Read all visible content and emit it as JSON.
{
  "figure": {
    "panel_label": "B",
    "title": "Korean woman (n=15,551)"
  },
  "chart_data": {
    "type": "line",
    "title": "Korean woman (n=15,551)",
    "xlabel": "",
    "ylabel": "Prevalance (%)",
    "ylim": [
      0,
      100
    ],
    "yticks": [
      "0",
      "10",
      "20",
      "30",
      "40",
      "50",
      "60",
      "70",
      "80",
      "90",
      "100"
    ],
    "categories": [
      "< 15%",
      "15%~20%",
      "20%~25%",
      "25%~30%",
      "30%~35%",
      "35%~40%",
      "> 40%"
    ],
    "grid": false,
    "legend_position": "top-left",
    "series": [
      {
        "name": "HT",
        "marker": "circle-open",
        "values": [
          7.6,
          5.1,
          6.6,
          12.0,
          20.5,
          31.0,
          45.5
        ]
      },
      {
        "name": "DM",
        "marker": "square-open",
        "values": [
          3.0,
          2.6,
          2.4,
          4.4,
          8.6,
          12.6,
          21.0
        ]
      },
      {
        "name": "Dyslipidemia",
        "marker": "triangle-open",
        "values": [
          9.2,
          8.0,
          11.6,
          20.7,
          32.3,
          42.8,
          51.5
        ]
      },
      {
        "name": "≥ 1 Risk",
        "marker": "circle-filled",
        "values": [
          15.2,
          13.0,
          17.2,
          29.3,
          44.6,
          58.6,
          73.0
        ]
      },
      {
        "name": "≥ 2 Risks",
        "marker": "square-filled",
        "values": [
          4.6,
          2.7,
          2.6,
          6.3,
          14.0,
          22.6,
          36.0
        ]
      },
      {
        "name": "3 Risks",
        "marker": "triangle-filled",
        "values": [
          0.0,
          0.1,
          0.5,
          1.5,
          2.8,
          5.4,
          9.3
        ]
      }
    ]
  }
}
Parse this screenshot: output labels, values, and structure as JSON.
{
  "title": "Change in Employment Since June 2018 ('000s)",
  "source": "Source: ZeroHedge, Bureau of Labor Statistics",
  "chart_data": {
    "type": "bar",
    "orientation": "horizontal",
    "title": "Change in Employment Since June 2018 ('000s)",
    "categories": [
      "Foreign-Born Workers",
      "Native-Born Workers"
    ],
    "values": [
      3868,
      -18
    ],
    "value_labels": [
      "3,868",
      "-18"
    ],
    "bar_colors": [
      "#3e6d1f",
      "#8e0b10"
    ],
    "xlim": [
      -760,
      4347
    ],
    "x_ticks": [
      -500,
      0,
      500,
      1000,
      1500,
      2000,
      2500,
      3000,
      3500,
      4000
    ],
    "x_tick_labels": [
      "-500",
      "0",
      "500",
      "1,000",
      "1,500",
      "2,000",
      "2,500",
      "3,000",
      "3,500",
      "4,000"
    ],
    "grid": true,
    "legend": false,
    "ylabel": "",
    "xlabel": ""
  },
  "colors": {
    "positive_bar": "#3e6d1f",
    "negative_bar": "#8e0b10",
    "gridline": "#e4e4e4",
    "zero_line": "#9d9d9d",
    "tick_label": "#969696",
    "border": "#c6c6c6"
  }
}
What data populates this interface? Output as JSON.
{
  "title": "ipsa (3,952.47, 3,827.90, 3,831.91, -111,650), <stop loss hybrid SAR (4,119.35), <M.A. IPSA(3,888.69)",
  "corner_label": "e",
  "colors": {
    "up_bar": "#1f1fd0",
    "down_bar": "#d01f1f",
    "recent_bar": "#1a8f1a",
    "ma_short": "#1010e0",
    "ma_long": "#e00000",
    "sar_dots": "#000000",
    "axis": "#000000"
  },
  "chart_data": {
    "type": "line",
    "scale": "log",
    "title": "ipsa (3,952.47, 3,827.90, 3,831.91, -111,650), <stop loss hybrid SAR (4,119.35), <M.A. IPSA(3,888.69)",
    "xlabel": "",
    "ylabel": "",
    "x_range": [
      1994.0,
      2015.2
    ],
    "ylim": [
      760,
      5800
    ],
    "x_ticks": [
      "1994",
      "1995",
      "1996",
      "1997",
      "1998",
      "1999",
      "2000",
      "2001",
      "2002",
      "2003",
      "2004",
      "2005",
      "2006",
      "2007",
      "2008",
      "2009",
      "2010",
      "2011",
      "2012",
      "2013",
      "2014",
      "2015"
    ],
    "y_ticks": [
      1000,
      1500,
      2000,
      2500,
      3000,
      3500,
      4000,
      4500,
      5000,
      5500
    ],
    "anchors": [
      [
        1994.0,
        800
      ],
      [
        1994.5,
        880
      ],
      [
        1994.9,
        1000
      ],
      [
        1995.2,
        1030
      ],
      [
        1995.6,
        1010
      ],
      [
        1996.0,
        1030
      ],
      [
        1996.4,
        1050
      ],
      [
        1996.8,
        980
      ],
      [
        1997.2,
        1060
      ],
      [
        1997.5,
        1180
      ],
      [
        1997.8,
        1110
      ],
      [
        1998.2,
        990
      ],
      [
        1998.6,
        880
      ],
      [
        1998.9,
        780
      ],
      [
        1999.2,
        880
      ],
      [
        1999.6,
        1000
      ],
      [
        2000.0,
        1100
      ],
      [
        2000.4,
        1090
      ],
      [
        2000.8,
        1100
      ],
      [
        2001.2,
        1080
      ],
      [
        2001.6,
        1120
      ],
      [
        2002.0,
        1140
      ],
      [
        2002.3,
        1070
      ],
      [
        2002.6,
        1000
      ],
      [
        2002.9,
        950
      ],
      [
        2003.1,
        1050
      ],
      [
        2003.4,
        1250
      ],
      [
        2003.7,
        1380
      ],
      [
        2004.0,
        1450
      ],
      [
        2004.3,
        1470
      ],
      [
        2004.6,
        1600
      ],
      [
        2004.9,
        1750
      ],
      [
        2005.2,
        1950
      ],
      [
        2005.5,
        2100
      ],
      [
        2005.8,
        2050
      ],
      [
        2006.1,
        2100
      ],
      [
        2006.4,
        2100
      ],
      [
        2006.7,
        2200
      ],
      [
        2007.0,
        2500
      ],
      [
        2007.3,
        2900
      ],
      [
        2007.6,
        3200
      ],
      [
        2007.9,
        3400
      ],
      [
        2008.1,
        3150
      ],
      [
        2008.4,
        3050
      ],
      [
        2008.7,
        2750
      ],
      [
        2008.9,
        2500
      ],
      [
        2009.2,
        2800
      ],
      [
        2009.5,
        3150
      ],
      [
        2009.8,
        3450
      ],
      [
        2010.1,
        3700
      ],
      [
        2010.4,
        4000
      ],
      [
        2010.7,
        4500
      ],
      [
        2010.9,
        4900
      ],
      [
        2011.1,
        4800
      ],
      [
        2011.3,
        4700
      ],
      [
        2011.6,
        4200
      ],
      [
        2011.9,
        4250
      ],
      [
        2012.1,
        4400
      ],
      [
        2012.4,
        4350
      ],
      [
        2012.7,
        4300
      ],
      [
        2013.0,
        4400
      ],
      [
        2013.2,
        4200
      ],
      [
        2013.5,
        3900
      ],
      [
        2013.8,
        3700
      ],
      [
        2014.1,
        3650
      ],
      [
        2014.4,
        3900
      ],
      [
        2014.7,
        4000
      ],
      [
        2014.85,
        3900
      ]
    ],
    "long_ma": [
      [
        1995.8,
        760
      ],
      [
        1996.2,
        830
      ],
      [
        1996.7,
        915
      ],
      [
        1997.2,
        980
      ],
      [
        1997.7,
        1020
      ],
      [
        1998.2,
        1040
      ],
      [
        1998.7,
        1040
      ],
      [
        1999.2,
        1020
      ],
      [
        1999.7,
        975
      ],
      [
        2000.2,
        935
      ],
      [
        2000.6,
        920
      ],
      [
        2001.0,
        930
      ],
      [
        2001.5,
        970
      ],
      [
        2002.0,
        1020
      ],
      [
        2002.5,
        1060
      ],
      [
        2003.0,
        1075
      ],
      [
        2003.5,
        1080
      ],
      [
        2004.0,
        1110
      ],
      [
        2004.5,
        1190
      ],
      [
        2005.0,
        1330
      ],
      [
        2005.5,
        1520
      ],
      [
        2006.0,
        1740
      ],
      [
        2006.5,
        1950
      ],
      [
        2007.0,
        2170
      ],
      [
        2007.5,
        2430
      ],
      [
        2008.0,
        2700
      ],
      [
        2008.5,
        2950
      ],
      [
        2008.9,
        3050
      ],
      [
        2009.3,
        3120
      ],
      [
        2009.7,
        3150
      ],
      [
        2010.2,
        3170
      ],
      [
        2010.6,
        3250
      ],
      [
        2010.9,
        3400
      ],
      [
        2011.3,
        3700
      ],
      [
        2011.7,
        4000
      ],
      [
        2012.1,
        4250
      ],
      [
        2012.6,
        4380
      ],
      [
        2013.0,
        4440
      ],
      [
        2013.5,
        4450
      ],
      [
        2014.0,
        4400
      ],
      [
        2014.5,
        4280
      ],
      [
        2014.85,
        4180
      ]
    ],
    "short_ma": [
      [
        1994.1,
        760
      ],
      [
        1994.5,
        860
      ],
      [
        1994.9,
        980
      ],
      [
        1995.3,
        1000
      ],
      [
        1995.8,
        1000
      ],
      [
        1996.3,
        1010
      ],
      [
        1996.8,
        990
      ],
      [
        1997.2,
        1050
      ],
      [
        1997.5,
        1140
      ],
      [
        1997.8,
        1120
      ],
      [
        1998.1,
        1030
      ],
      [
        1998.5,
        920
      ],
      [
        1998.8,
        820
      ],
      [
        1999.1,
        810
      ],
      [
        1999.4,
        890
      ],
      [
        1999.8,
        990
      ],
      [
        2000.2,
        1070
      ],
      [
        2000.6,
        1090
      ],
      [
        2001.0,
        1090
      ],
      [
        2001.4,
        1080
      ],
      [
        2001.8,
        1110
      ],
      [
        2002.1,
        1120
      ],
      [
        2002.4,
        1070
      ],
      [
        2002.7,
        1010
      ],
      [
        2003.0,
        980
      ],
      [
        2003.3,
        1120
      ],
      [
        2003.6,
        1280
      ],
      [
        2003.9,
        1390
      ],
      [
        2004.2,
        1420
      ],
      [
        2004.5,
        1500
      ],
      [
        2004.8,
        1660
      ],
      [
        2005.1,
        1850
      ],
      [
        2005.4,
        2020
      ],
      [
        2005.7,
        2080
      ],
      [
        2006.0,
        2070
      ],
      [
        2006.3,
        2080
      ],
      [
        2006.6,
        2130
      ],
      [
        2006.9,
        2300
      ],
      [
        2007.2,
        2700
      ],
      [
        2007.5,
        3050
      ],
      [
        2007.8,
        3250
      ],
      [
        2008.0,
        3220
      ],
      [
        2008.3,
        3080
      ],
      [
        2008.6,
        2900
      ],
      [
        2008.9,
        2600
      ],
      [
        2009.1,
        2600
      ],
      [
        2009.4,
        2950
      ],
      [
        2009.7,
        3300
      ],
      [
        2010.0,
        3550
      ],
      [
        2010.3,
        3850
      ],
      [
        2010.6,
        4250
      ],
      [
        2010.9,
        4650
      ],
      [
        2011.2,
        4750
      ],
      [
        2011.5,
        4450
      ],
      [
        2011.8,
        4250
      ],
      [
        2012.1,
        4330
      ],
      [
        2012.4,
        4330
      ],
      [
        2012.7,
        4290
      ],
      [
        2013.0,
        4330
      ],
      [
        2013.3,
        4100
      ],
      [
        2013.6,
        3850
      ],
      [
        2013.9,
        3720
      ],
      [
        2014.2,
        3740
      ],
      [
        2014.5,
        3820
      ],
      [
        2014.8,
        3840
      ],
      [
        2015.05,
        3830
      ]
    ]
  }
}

※ ※ ※

Given problem:
Pull out every line of the entries that includes the word "woman".

Result for this task:
    "title": "Korean woman (n=15,551)"
    "title": "Korean woman (n=15,551)",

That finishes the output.